### ITEMS ###
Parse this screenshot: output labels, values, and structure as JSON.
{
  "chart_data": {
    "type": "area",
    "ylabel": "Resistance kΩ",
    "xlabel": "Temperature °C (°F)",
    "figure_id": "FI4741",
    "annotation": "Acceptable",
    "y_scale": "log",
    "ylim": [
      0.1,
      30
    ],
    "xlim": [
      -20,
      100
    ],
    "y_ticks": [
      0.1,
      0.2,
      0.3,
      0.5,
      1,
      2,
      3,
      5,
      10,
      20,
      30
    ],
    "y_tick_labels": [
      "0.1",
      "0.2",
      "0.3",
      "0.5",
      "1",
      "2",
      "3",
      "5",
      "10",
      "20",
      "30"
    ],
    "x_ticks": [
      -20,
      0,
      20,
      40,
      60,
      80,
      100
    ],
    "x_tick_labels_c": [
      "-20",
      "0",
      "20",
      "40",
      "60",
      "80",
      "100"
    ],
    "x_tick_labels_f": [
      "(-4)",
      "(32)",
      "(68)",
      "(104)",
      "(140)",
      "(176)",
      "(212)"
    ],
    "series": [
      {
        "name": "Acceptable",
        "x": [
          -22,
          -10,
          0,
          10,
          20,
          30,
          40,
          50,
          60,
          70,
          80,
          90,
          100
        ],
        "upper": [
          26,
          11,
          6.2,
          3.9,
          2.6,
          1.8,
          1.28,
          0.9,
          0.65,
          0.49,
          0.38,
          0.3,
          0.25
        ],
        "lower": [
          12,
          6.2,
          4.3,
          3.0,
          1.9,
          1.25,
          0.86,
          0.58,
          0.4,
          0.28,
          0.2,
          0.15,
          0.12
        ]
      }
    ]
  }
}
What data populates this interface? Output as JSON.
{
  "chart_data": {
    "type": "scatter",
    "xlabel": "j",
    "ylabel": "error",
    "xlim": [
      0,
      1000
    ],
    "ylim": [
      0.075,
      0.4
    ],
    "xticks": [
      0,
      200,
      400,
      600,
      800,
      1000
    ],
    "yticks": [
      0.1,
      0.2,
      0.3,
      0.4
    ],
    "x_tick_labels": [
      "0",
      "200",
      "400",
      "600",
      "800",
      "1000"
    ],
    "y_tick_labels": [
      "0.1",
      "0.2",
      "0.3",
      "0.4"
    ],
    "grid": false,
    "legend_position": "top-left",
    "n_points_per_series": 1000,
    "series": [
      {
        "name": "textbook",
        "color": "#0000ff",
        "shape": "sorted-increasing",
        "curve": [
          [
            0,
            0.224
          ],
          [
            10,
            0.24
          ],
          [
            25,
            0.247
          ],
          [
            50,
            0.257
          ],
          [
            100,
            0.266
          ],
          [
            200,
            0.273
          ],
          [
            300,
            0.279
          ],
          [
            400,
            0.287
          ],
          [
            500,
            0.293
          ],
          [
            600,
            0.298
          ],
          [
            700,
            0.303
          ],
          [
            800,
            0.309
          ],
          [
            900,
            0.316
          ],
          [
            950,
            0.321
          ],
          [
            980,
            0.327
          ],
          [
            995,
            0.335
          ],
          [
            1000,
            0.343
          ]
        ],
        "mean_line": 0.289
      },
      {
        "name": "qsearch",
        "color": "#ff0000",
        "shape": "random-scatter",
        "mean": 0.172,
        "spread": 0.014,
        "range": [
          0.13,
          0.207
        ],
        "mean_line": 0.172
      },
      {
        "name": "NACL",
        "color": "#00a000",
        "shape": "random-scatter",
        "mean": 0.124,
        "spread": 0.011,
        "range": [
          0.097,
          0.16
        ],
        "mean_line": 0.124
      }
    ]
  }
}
###
-- STATED EXERCISE --
Extract each line of the listing above, copying it word for word.

-- REPLY --
Parse this screenshot: output labels, values, and structure as JSON.
{
  "chart_data": {
    "type": "area",
    "ylabel": "Resistance kΩ",
    "xlabel": "Temperature °C (°F)",
    "figure_id": "FI4741",
    "annotation": "Acceptable",
    "y_scale": "log",
    "ylim": [
      0.1,
      30
    ],
    "xlim": [
      -20,
      100
    ],
    "y_ticks": [
      0.1,
      0.2,
      0.3,
      0.5,
      1,
      2,
      3,
      5,
      10,
      20,
      30
    ],
    "y_tick_labels": [
      "0.1",
      "0.2",
      "0.3",
      "0.5",
      "1",
      "2",
      "3",
      "5",
      "10",
      "20",
      "30"
    ],
    "x_ticks": [
      -20,
      0,
      20,
      40,
      60,
      80,
      100
    ],
    "x_tick_labels_c": [
      "-20",
      "0",
      "20",
      "40",
      "60",
      "80",
      "100"
    ],
    "x_tick_labels_f": [
      "(-4)",
      "(32)",
      "(68)",
      "(104)",
      "(140)",
      "(176)",
      "(212)"
    ],
    "series": [
      {
        "name": "Acceptable",
        "x": [
          -22,
          -10,
          0,
          10,
          20,
          30,
          40,
          50,
          60,
          70,
          80,
          90,
          100
        ],
        "upper": [
          26,
          11,
          6.2,
          3.9,
          2.6,
          1.8,
          1.28,
          0.9,
          0.65,
          0.49,
          0.38,
          0.3,
          0.25
        ],
        "lower": [
          12,
          6.2,
          4.3,
          3.0,
          1.9,
          1.25,
          0.86,
          0.58,
          0.4,
          0.28,
          0.2,
          0.15,
          0.12
        ]
      }
    ]
  }
}
What data populates this interface? Output as JSON.
{
  "chart_data": {
    "type": "scatter",
    "xlabel": "j",
    "ylabel": "error",
    "xlim": [
      0,
      1000
    ],
    "ylim": [
      0.075,
      0.4
    ],
    "xticks": [
      0,
      200,
      400,
      600,
      800,
      1000
    ],
    "yticks": [
      0.1,
      0.2,
      0.3,
      0.4
    ],
    "x_tick_labels": [
      "0",
      "200",
      "400",
      "600",
      "800",
      "1000"
    ],
    "y_tick_labels": [
      "0.1",
      "0.2",
      "0.3",
      "0.4"
    ],
    "grid": false,
    "legend_position": "top-left",
    "n_points_per_series": 1000,
    "series": [
      {
        "name": "textbook",
        "color": "#0000ff",
        "shape": "sorted-increasing",
        "curve": [
          [
            0,
            0.224
          ],
          [
            10,
            0.24
          ],
          [
            25,
            0.247
          ],
          [
            50,
            0.257
          ],
          [
            100,
            0.266
          ],
          [
            200,
            0.273
          ],
          [
            300,
            0.279
          ],
          [
            400,
            0.287
          ],
          [
            500,
            0.293
          ],
          [
            600,
            0.298
          ],
          [
            700,
            0.303
          ],
          [
            800,
            0.309
          ],
          [
            900,
            0.316
          ],
          [
            950,
            0.321
          ],
          [
            980,
            0.327
          ],
          [
            995,
            0.335
          ],
          [
            1000,
            0.343
          ]
        ],
        "mean_line": 0.289
      },
      {
        "name": "qsearch",
        "color": "#ff0000",
        "shape": "random-scatter",
        "mean": 0.172,
        "spread": 0.014,
        "range": [
          0.13,
          0.207
        ],
        "mean_line": 0.172
      },
      {
        "name": "NACL",
        "color": "#00a000",
        "shape": "random-scatter",
        "mean": 0.124,
        "spread": 0.011,
        "range": [
          0.097,
          0.16
        ],
        "mean_line": 0.124
      }
    ]
  }
}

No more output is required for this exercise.